**Stated goal:** Pick up the court opinion on the Gary school board's ban on a building contractor where it stops, and keep writing it.

**Text provided:**
Opinion
No. 45A03-9902-CV-75.
December 22, 1999.
Appeal from the Lake Superior Court, The Honorable James Richards, Judge, Cause No. 45D05-9805-CP-1055.
Gregory S. Reising, Gary, Indiana, Attorney for Appellants.
David A. Buls, Lucas, Holcomb Medrea, Merrillville, Indiana, Attorney for Appellee.
OPINION
Case Summary
Appellants-Defendants the Gary Community School Corporation and its Board of Trustees (named individually) (collectively referred to as "School Board") appeals the summary judgment granting the request of Appellee-Plaintiff Gariup Construction Company, Inc. ("Gariup") that the School Board's resolution providing that any bids for public works projects submitted by Gariup be returned unopened be declared void as violative of Indiana's statutes requiring that public works projects be subject to a free, open, and competitive bidding process, IND. CODE § 36-1-12-4. We affirm.
Issue
The following is the sole issue as framed by the School Board:
For the first time in its appellant's reply brief, School Board attacks Gariup's standing to bring the present lawsuit. This issue is waived. See Ind. Appellate Rule 8.3 (A)(7);Chrysler Motor Corp. v. Resheter, 637 N.E.2d 837, 839 (Ind. Ct. App. 1994) (holding that a party may not assert an argument for the first time in its reply brief). Moreover, it is manifest that Gariup, as a contractor in the business of performing public works projects, has standing to challenge a school board resolution which specifically excludes Gariup from bidding on public works projects. See Pence v. State, 652 N.E.2d 486, 488 (Ind. 1995) (noting that for a private individual to invoke the exercise of judicial power, it is not sufficient that he has merely a general interest common to all members of the public; he must ordinarily show that some direct injury has or will immediately be sustained).
Does a local school board, after making an investigation on the quality of work produced by [a] construction contractor over a number of years, have the power to take an action to ban the contractor from bidding on projects for the school city for a period of time after which the contractor can reapply to regain its status as bidder.

**Material:**
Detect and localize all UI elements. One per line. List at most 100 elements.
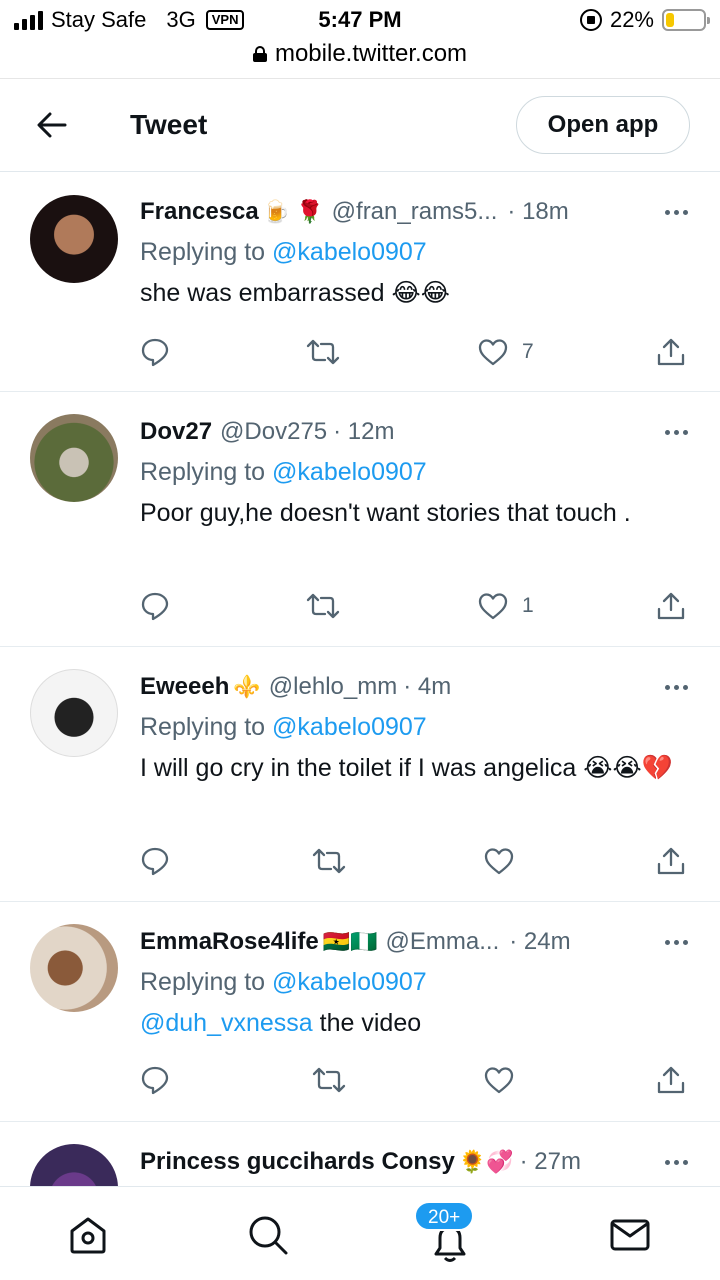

**Answer to the task:**
(Appellant's brief at 1).
Facts
The designated evidence most favorable to School Board reveals that, in 1997, the School Board requested that the Director of Buildings and Grounds for the school corporation conduct a study of the contracts let by the school corporation over a number of years to determine which contracts had developed problems either at the time of construction or thereafter. (R. 137-38). The Director determined that, since 1965, the school corporation had let 178 contracts for the replacement, maintenance, or repair of buildings. Ten of those contracts were given to Gariup. Of the 168 contracts not given to Gariup, less than ten percent were problematic. However, of the ten contracts given to Gariup, six had constituted serious problems for the corporation. For example, Gariup had failed to properly attach brick to two gym walls costing the corporation over $10,000.00 in repairs. Gariup had done substandard work at another school which cost the corporation nearly $500,000.00 in repairs. Gariup built the Lew Wallace football stadium which has been a constant maintenance problem. Gariup erected Pulaski School where the heating and air conditioning system has never functioned properly requiring corrective measures costing $40,000.00. Gariup's work at another school was quite poor causing the rapid deterioration of the science lab. The Director recommended that the School Board no longer accept any bids from Gariup. On May 12, 1998, the School Board passed a resolution which read in pertinent part as follows:
1. Gariup Construction Company is hereby declared a non-responsible bidder. Any bids submitted by Gariup Construction Company for projects of the Gary Community School Corporation will be returned to Gariup unopened. No general contractor may use Gariup as a subcontractor on any Gary Community School Corporation project without expressly requesting same of the Board of School Trustees.
2. Gariup Construction Company may work with staff and indicate to staff how and when it has improved its quality control and bidding system to be reinstated as a bidder on projects of the Gary Community School Corporation.
3. Three (3) years after October 28, 1997, Gariup Construction Company, Inc., or its successor may reapply to the Board of Trustees to be listed as a responsible contract bidder. The Board of Trustees will consult with staff as to what changes Gariup Construction Company has made and may, at that time, if they choose, reinstate Gariup Construction Company.
4. This Resolution shall apply to Gariup Construction Company, Inc. of Gary, Indiana, any subsidiaries of same, any successors of same and any newly formed construction companies made up of the principal or principals of the present Gariup construction Company.
Gariup brought the present action for declaratory judgment and injunctive relief asserting that the resolution violated IND. CODE § 36-1-12-4. The trial court granted summary judgment in favor of Gariup and this appeal followed.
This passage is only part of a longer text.